Exercise objective:
Extract all data as written.

Working data:
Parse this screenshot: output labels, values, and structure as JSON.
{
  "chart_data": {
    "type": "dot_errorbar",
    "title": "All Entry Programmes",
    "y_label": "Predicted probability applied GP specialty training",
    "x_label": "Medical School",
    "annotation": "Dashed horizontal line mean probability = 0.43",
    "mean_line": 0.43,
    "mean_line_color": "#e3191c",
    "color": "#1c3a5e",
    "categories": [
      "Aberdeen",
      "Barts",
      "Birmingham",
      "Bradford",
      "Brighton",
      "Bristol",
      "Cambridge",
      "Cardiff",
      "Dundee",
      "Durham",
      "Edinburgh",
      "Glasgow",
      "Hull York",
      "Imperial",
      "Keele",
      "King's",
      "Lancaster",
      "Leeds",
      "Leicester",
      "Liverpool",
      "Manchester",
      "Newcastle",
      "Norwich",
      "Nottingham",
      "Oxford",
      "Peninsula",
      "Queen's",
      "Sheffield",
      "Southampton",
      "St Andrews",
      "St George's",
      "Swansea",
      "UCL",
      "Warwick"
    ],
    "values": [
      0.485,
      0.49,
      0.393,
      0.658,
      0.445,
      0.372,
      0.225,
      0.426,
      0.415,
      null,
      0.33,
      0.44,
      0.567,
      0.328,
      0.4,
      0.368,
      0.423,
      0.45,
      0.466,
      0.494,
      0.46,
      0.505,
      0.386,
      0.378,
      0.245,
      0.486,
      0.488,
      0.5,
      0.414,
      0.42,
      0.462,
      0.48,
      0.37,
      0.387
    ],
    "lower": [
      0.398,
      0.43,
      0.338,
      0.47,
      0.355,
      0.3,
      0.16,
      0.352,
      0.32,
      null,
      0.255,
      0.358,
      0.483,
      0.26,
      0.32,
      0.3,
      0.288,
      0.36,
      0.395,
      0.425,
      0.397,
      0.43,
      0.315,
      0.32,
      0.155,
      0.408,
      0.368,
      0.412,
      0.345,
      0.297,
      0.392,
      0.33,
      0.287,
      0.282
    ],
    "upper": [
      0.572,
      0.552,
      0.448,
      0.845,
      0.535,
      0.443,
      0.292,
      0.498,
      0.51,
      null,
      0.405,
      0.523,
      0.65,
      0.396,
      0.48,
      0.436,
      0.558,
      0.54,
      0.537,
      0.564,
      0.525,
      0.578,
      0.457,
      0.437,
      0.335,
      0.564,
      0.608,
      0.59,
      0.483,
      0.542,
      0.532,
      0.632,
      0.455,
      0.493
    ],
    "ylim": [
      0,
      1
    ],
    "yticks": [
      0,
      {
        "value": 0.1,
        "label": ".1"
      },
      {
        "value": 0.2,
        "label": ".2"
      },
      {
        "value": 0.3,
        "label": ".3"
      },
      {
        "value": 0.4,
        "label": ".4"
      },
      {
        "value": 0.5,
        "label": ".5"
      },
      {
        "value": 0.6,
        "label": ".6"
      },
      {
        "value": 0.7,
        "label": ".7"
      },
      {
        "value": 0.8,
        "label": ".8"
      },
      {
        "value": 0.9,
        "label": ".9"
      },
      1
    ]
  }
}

Reply to the task:
Parse this screenshot: output labels, values, and structure as JSON.
{
  "chart_data": {
    "type": "dot_errorbar",
    "title": "All Entry Programmes",
    "y_label": "Predicted probability applied GP specialty training",
    "x_label": "Medical School",
    "annotation": "Dashed horizontal line mean probability = 0.43",
    "mean_line": 0.43,
    "mean_line_color": "#e3191c",
    "color": "#1c3a5e",
    "categories": [
      "Aberdeen",
      "Barts",
      "Birmingham",
      "Bradford",
      "Brighton",
      "Bristol",
      "Cambridge",
      "Cardiff",
      "Dundee",
      "Durham",
      "Edinburgh",
      "Glasgow",
      "Hull York",
      "Imperial",
      "Keele",
      "King's",
      "Lancaster",
      "Leeds",
      "Leicester",
      "Liverpool",
      "Manchester",
      "Newcastle",
      "Norwich",
      "Nottingham",
      "Oxford",
      "Peninsula",
      "Queen's",
      "Sheffield",
      "Southampton",
      "St Andrews",
      "St George's",
      "Swansea",
      "UCL",
      "Warwick"
    ],
    "values": [
      0.485,
      0.49,
      0.393,
      0.658,
      0.445,
      0.372,
      0.225,
      0.426,
      0.415,
      null,
      0.33,
      0.44,
      0.567,
      0.328,
      0.4,
      0.368,
      0.423,
      0.45,
      0.466,
      0.494,
      0.46,
      0.505,
      0.386,
      0.378,
      0.245,
      0.486,
      0.488,
      0.5,
      0.414,
      0.42,
      0.462,
      0.48,
      0.37,
      0.387
    ],
    "lower": [
      0.398,
      0.43,
      0.338,
      0.47,
      0.355,
      0.3,
      0.16,
      0.352,
      0.32,
      null,
      0.255,
      0.358,
      0.483,
      0.26,
      0.32,
      0.3,
      0.288,
      0.36,
      0.395,
      0.425,
      0.397,
      0.43,
      0.315,
      0.32,
      0.155,
      0.408,
      0.368,
      0.412,
      0.345,
      0.297,
      0.392,
      0.33,
      0.287,
      0.282
    ],
    "upper": [
      0.572,
      0.552,
      0.448,
      0.845,
      0.535,
      0.443,
      0.292,
      0.498,
      0.51,
      null,
      0.405,
      0.523,
      0.65,
      0.396,
      0.48,
      0.436,
      0.558,
      0.54,
      0.537,
      0.564,
      0.525,
      0.578,
      0.457,
      0.437,
      0.335,
      0.564,
      0.608,
      0.59,
      0.483,
      0.542,
      0.532,
      0.632,
      0.455,
      0.493
    ],
    "ylim": [
      0,
      1
    ],
    "yticks": [
      0,
      {
        "value": 0.1,
        "label": ".1"
      },
      {
        "value": 0.2,
        "label": ".2"
      },
      {
        "value": 0.3,
        "label": ".3"
      },
      {
        "value": 0.4,
        "label": ".4"
      },
      {
        "value": 0.5,
        "label": ".5"
      },
      {
        "value": 0.6,
        "label": ".6"
      },
      {
        "value": 0.7,
        "label": ".7"
      },
      {
        "value": 0.8,
        "label": ".8"
      },
      {
        "value": 0.9,
        "label": ".9"
      },
      1
    ]
  }
}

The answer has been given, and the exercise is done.